● **Data entries**
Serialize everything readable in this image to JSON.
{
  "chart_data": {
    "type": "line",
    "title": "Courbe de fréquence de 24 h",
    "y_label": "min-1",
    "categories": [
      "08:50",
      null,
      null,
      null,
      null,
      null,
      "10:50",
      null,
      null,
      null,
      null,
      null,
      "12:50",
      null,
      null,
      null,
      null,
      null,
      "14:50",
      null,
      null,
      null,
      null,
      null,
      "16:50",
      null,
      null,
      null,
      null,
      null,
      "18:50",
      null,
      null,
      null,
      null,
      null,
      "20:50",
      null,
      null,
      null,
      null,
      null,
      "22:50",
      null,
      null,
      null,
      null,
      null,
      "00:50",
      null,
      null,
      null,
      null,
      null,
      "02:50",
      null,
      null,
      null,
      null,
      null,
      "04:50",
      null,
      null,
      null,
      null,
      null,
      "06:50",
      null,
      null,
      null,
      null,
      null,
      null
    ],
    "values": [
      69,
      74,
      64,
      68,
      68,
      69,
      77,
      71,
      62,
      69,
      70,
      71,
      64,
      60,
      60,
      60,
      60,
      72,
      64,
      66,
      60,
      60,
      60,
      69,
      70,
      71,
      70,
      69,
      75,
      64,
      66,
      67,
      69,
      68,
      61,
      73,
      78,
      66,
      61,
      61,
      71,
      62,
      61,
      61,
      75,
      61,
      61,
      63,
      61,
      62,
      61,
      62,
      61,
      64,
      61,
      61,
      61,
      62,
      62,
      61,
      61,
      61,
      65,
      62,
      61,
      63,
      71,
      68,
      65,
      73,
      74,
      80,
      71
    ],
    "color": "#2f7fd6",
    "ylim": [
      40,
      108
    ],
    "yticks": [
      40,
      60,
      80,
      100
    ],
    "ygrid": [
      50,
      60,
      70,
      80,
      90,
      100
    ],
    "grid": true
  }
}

● **Aim of the task**
Return each entry from the material above exactly as it appears.

● **Reply to the task**
Serialize everything readable in this image to JSON.
{
  "chart_data": {
    "type": "line",
    "title": "Courbe de fréquence de 24 h",
    "y_label": "min-1",
    "categories": [
      "08:50",
      null,
      null,
      null,
      null,
      null,
      "10:50",
      null,
      null,
      null,
      null,
      null,
      "12:50",
      null,
      null,
      null,
      null,
      null,
      "14:50",
      null,
      null,
      null,
      null,
      null,
      "16:50",
      null,
      null,
      null,
      null,
      null,
      "18:50",
      null,
      null,
      null,
      null,
      null,
      "20:50",
      null,
      null,
      null,
      null,
      null,
      "22:50",
      null,
      null,
      null,
      null,
      null,
      "00:50",
      null,
      null,
      null,
      null,
      null,
      "02:50",
      null,
      null,
      null,
      null,
      null,
      "04:50",
      null,
      null,
      null,
      null,
      null,
      "06:50",
      null,
      null,
      null,
      null,
      null,
      null
    ],
    "values": [
      69,
      74,
      64,
      68,
      68,
      69,
      77,
      71,
      62,
      69,
      70,
      71,
      64,
      60,
      60,
      60,
      60,
      72,
      64,
      66,
      60,
      60,
      60,
      69,
      70,
      71,
      70,
      69,
      75,
      64,
      66,
      67,
      69,
      68,
      61,
      73,
      78,
      66,
      61,
      61,
      71,
      62,
      61,
      61,
      75,
      61,
      61,
      63,
      61,
      62,
      61,
      62,
      61,
      64,
      61,
      61,
      61,
      62,
      62,
      61,
      61,
      61,
      65,
      62,
      61,
      63,
      71,
      68,
      65,
      73,
      74,
      80,
      71
    ],
    "color": "#2f7fd6",
    "ylim": [
      40,
      108
    ],
    "yticks": [
      40,
      60,
      80,
      100
    ],
    "ygrid": [
      50,
      60,
      70,
      80,
      90,
      100
    ],
    "grid": true
  }
}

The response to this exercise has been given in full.